### Problem to solve
The records below need retyping in full; give them again exactly.

### Input material
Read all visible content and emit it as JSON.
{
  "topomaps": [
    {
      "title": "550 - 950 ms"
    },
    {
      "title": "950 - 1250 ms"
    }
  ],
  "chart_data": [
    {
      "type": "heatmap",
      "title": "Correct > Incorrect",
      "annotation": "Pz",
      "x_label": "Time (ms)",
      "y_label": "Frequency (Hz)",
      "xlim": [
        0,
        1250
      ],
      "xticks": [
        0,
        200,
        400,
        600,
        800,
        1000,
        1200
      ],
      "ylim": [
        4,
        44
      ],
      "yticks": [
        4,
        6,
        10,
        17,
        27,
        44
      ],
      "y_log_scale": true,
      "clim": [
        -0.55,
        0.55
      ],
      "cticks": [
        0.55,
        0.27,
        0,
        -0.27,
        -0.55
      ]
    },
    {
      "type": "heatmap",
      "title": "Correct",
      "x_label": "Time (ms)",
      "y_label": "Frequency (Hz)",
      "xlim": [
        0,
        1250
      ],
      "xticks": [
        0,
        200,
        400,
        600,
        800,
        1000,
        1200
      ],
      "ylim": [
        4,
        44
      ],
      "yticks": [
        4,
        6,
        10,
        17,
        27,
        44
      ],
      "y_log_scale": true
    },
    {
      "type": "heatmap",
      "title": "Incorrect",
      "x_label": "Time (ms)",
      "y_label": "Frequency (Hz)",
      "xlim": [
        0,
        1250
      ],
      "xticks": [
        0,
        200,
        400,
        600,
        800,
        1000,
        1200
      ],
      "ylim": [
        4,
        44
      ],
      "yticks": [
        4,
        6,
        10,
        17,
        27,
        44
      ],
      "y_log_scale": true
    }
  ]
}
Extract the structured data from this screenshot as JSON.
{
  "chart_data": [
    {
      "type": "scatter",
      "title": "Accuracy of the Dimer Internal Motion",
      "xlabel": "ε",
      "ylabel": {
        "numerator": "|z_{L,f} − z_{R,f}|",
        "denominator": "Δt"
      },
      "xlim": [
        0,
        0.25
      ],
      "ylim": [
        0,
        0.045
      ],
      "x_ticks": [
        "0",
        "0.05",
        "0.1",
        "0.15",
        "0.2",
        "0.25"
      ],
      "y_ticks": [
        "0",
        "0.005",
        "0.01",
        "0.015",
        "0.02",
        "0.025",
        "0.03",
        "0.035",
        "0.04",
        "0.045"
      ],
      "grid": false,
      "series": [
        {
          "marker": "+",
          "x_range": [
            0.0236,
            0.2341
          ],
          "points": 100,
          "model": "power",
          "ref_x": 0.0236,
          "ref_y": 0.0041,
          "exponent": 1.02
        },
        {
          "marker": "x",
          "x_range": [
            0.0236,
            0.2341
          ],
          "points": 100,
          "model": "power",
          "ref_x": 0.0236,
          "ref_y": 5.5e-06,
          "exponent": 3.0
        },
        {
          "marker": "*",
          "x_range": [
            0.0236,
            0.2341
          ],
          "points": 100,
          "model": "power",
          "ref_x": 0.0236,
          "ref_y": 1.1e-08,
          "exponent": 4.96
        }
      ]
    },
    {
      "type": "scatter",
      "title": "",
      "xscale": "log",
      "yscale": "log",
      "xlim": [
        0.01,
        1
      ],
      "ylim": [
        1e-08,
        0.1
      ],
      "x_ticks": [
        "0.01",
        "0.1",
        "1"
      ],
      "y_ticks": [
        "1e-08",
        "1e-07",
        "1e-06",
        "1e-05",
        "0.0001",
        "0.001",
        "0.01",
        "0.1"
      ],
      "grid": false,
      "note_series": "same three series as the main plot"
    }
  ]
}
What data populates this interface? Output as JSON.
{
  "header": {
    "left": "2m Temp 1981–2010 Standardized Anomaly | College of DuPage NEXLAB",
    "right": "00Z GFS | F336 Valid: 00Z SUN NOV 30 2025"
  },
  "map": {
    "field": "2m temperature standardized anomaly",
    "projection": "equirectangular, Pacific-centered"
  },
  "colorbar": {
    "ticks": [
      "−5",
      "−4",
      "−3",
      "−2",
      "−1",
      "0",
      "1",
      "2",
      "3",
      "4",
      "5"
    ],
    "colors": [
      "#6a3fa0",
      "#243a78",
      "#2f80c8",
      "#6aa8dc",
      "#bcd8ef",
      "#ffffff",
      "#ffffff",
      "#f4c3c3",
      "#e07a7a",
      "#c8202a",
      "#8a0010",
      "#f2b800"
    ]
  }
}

### Finished answer
Read all visible content and emit it as JSON.
{
  "topomaps": [
    {
      "title": "550 - 950 ms"
    },
    {
      "title": "950 - 1250 ms"
    }
  ],
  "chart_data": [
    {
      "type": "heatmap",
      "title": "Correct > Incorrect",
      "annotation": "Pz",
      "x_label": "Time (ms)",
      "y_label": "Frequency (Hz)",
      "xlim": [
        0,
        1250
      ],
      "xticks": [
        0,
        200,
        400,
        600,
        800,
        1000,
        1200
      ],
      "ylim": [
        4,
        44
      ],
      "yticks": [
        4,
        6,
        10,
        17,
        27,
        44
      ],
      "y_log_scale": true,
      "clim": [
        -0.55,
        0.55
      ],
      "cticks": [
        0.55,
        0.27,
        0,
        -0.27,
        -0.55
      ]
    },
    {
      "type": "heatmap",
      "title": "Correct",
      "x_label": "Time (ms)",
      "y_label": "Frequency (Hz)",
      "xlim": [
        0,
        1250
      ],
      "xticks": [
        0,
        200,
        400,
        600,
        800,
        1000,
        1200
      ],
      "ylim": [
        4,
        44
      ],
      "yticks": [
        4,
        6,
        10,
        17,
        27,
        44
      ],
      "y_log_scale": true
    },
    {
      "type": "heatmap",
      "title": "Incorrect",
      "x_label": "Time (ms)",
      "y_label": "Frequency (Hz)",
      "xlim": [
        0,
        1250
      ],
      "xticks": [
        0,
        200,
        400,
        600,
        800,
        1000,
        1200
      ],
      "ylim": [
        4,
        44
      ],
      "yticks": [
        4,
        6,
        10,
        17,
        27,
        44
      ],
      "y_log_scale": true
    }
  ]
}
Extract the structured data from this screenshot as JSON.
{
  "chart_data": [
    {
      "type": "scatter",
      "title": "Accuracy of the Dimer Internal Motion",
      "xlabel": "ε",
      "ylabel": {
        "numerator": "|z_{L,f} − z_{R,f}|",
        "denominator": "Δt"
      },
      "xlim": [
        0,
        0.25
      ],
      "ylim": [
        0,
        0.045
      ],
      "x_ticks": [
        "0",
        "0.05",
        "0.1",
        "0.15",
        "0.2",
        "0.25"
      ],
      "y_ticks": [
        "0",
        "0.005",
        "0.01",
        "0.015",
        "0.02",
        "0.025",
        "0.03",
        "0.035",
        "0.04",
        "0.045"
      ],
      "grid": false,
      "series": [
        {
          "marker": "+",
          "x_range": [
            0.0236,
            0.2341
          ],
          "points": 100,
          "model": "power",
          "ref_x": 0.0236,
          "ref_y": 0.0041,
          "exponent": 1.02
        },
        {
          "marker": "x",
          "x_range": [
            0.0236,
            0.2341
          ],
          "points": 100,
          "model": "power",
          "ref_x": 0.0236,
          "ref_y": 5.5e-06,
          "exponent": 3.0
        },
        {
          "marker": "*",
          "x_range": [
            0.0236,
            0.2341
          ],
          "points": 100,
          "model": "power",
          "ref_x": 0.0236,
          "ref_y": 1.1e-08,
          "exponent": 4.96
        }
      ]
    },
    {
      "type": "scatter",
      "title": "",
      "xscale": "log",
      "yscale": "log",
      "xlim": [
        0.01,
        1
      ],
      "ylim": [
        1e-08,
        0.1
      ],
      "x_ticks": [
        "0.01",
        "0.1",
        "1"
      ],
      "y_ticks": [
        "1e-08",
        "1e-07",
        "1e-06",
        "1e-05",
        "0.0001",
        "0.001",
        "0.01",
        "0.1"
      ],
      "grid": false,
      "note_series": "same three series as the main plot"
    }
  ]
}
What data populates this interface? Output as JSON.
{
  "header": {
    "left": "2m Temp 1981–2010 Standardized Anomaly | College of DuPage NEXLAB",
    "right": "00Z GFS | F336 Valid: 00Z SUN NOV 30 2025"
  },
  "map": {
    "field": "2m temperature standardized anomaly",
    "projection": "equirectangular, Pacific-centered"
  },
  "colorbar": {
    "ticks": [
      "−5",
      "−4",
      "−3",
      "−2",
      "−1",
      "0",
      "1",
      "2",
      "3",
      "4",
      "5"
    ],
    "colors": [
      "#6a3fa0",
      "#243a78",
      "#2f80c8",
      "#6aa8dc",
      "#bcd8ef",
      "#ffffff",
      "#ffffff",
      "#f4c3c3",
      "#e07a7a",
      "#c8202a",
      "#8a0010",
      "#f2b800"
    ]
  }
}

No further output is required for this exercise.